Problem details
Tell me how many lines hold "上海忠辰建设集团有限公司", please, using only the number.

(Extracted data entries)
┄┄┄┄┄┄
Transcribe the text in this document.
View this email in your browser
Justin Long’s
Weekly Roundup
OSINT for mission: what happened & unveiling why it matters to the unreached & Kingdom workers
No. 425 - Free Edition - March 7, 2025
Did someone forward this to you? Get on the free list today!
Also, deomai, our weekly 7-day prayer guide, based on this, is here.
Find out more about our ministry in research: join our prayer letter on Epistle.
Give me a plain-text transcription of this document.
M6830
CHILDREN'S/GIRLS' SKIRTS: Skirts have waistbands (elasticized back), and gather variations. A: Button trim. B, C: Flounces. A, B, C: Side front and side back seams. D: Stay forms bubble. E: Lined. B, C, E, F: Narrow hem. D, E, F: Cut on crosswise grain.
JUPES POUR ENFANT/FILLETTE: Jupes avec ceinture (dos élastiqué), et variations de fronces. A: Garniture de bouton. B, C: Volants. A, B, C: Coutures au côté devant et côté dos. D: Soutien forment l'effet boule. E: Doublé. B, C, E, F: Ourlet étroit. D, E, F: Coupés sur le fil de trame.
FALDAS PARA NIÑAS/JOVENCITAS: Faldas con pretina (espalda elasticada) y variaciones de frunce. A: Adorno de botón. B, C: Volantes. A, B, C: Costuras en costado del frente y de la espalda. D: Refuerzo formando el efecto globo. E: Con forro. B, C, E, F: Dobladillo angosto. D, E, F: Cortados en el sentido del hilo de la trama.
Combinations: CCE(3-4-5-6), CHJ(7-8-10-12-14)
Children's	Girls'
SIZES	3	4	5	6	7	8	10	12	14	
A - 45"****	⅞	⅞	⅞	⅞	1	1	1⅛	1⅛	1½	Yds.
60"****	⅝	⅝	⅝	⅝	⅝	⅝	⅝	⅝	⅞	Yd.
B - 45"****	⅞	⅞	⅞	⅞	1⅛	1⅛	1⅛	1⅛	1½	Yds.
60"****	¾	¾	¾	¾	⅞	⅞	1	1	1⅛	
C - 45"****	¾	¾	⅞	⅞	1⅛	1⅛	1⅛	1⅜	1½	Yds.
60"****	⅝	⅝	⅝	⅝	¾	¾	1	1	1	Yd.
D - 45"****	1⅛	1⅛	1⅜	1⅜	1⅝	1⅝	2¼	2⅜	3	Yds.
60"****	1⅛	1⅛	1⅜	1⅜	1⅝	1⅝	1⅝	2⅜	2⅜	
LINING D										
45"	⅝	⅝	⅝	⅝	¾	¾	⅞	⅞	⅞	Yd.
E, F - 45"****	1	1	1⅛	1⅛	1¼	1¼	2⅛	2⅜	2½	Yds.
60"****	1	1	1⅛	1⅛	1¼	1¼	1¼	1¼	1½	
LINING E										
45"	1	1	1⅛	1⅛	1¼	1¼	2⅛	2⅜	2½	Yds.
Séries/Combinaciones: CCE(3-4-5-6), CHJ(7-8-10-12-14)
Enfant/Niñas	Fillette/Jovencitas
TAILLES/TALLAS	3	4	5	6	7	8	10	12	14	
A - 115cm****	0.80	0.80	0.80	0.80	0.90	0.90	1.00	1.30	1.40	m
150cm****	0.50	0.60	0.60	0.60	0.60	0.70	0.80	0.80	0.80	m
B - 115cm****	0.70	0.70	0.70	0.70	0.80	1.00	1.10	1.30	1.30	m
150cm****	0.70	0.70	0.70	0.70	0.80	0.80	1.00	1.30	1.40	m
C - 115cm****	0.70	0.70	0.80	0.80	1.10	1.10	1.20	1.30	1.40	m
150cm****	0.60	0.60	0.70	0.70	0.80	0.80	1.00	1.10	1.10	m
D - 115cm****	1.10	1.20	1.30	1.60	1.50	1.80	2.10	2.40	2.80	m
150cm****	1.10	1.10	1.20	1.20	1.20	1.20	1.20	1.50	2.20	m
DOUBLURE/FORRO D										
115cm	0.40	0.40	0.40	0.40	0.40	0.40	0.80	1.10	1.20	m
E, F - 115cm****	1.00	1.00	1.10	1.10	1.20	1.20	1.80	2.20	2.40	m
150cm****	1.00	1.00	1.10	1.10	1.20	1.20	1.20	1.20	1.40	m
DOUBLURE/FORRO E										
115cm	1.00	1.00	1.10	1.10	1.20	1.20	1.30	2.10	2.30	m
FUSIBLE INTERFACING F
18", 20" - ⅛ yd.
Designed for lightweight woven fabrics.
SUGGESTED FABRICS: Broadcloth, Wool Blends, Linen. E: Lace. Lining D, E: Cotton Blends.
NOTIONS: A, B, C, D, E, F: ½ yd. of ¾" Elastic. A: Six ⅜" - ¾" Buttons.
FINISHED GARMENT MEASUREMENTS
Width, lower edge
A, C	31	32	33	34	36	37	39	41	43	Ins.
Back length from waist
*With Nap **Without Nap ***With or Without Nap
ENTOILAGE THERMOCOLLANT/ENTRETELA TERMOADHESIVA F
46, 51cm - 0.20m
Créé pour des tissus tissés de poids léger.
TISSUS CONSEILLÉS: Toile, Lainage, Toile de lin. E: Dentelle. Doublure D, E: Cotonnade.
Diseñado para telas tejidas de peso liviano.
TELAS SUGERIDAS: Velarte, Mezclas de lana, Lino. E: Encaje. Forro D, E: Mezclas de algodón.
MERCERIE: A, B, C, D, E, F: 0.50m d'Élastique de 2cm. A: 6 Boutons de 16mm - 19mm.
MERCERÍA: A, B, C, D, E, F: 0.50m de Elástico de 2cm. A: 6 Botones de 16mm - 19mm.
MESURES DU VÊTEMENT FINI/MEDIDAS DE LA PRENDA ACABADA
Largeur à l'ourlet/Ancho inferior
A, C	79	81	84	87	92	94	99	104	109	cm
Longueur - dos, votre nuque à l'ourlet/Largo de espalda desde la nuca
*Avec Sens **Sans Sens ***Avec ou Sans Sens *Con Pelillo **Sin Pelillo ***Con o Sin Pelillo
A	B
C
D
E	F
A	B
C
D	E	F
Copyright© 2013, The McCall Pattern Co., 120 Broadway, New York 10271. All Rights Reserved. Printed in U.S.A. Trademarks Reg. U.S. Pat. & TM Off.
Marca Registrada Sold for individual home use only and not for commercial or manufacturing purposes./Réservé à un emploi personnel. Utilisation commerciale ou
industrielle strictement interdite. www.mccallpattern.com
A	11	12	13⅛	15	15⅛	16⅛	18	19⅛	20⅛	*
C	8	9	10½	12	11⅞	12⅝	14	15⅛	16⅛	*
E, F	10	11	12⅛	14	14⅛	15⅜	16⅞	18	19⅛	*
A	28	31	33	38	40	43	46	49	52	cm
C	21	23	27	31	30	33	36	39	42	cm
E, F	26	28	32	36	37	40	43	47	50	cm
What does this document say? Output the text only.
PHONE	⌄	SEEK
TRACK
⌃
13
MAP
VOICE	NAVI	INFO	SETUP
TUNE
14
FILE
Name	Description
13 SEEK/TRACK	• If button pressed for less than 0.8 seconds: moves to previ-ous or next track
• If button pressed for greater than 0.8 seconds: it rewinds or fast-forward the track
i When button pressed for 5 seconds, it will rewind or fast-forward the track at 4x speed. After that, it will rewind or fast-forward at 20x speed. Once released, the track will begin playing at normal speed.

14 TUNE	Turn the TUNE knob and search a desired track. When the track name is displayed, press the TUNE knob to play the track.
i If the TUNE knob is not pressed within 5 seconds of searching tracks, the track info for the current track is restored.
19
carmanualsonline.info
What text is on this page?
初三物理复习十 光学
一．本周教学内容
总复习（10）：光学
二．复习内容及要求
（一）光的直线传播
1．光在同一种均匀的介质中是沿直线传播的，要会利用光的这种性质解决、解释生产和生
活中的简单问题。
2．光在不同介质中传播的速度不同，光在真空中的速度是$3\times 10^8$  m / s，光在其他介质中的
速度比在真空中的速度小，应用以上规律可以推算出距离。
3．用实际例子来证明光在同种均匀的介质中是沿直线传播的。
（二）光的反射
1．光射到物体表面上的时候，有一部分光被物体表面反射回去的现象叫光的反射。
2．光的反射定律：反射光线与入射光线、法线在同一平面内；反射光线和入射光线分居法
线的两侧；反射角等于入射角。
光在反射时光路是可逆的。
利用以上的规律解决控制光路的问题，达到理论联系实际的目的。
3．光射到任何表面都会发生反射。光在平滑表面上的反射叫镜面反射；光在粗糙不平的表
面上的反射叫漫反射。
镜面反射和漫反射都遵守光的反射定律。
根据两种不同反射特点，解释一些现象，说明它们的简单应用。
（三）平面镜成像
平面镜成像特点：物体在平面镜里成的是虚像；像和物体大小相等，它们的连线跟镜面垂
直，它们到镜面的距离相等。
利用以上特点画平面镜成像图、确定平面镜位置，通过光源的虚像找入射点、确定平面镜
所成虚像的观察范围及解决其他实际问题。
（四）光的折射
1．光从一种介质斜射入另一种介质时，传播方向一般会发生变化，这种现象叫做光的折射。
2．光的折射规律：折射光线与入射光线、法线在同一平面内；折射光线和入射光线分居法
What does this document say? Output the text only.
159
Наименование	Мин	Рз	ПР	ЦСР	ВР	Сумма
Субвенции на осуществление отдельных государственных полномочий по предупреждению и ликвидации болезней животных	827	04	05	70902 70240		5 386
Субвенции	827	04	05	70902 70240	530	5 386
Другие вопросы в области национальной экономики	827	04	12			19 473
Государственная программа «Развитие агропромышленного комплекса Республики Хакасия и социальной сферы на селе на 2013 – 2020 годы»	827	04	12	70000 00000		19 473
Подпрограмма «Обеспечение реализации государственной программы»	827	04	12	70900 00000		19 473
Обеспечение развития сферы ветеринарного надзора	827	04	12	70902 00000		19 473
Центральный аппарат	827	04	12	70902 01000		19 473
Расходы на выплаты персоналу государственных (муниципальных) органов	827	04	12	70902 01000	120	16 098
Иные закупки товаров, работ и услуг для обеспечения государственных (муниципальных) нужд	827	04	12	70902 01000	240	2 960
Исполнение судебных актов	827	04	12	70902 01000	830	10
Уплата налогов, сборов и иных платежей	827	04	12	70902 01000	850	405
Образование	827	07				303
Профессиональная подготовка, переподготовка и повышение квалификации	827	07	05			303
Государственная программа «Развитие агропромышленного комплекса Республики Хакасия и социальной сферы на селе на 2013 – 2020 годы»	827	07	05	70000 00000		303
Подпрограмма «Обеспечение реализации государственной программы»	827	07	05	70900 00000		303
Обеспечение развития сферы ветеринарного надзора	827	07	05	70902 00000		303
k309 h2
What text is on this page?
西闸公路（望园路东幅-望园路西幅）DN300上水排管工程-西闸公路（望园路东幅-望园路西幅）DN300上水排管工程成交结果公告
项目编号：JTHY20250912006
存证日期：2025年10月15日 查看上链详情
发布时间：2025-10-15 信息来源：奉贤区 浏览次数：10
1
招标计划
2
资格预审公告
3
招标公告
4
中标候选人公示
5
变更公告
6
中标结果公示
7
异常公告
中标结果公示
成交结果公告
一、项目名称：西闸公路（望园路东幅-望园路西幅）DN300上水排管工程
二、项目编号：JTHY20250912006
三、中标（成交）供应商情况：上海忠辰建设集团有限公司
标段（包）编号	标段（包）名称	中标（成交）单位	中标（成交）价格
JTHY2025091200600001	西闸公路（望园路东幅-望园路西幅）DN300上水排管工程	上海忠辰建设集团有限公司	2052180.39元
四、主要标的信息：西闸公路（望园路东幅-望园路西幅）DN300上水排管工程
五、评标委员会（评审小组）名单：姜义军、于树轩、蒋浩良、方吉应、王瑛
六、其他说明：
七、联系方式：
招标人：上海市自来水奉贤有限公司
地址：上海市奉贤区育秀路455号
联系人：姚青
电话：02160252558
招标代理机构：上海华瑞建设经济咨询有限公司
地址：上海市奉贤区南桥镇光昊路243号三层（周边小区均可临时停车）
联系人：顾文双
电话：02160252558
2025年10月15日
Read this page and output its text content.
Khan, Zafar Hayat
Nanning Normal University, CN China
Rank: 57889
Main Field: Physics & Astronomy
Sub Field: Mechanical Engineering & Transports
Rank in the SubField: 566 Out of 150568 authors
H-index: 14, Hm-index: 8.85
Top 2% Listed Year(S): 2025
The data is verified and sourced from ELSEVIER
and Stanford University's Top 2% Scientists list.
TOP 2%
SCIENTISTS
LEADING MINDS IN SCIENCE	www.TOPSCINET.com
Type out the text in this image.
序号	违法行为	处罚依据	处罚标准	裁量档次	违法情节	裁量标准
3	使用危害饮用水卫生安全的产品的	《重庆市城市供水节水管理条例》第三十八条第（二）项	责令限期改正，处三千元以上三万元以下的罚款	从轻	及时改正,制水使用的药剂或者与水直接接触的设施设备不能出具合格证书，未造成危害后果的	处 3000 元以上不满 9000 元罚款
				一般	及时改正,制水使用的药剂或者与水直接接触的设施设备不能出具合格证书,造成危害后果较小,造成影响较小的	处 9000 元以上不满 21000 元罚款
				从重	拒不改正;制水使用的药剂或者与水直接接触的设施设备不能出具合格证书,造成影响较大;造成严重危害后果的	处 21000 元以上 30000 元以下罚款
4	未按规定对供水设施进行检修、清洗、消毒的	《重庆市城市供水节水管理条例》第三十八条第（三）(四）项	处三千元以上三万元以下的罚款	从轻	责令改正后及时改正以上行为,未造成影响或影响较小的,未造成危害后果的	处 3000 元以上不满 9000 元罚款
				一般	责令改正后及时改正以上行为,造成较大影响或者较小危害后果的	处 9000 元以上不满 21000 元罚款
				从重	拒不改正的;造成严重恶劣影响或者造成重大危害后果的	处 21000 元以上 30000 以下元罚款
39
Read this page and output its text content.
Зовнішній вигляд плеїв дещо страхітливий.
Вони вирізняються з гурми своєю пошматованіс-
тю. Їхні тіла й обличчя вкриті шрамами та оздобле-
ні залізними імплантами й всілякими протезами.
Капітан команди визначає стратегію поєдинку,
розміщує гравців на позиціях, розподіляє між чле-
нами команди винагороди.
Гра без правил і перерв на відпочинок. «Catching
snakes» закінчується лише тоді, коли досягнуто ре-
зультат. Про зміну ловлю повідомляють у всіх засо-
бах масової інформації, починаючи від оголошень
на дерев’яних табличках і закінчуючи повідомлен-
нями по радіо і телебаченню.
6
┄┄┄┄┄┄
Result for this task
2